WHAT YOU HAVE TO DO:
Return every line below in which "JSON" appears.

INFORMATION PROVIDED:
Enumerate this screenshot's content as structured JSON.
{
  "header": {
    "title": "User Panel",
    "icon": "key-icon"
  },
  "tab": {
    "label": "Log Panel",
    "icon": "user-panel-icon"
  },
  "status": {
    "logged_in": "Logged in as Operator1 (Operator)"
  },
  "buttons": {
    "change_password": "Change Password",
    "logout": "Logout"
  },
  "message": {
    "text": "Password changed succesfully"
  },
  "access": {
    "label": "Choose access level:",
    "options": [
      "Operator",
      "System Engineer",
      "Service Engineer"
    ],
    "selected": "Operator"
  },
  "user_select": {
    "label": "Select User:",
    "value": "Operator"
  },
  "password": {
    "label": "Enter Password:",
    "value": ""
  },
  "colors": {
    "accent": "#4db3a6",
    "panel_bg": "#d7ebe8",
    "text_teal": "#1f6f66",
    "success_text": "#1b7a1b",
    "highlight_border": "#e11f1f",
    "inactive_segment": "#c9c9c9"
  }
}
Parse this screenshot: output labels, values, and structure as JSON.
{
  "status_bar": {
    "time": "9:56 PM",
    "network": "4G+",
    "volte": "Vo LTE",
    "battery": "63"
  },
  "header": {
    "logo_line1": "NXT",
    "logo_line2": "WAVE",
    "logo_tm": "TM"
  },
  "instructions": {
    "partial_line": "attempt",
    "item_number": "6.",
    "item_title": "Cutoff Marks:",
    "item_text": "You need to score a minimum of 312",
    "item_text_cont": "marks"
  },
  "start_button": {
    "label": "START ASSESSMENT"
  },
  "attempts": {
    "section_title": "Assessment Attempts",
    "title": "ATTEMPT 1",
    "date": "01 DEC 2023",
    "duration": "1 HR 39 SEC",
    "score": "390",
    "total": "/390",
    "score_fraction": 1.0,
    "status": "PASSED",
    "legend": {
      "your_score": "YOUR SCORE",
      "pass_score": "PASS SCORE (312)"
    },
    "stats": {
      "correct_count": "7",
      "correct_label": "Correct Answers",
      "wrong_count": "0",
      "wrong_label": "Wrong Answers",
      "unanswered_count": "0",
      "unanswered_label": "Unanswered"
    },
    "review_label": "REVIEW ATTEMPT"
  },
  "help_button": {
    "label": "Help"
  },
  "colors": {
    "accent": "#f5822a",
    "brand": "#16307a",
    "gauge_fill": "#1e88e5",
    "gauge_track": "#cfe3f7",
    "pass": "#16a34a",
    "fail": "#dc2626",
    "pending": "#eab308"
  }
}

FULL SOLUTION:
Enumerate this screenshot's content as structured JSON.
Parse this screenshot: output labels, values, and structure as JSON.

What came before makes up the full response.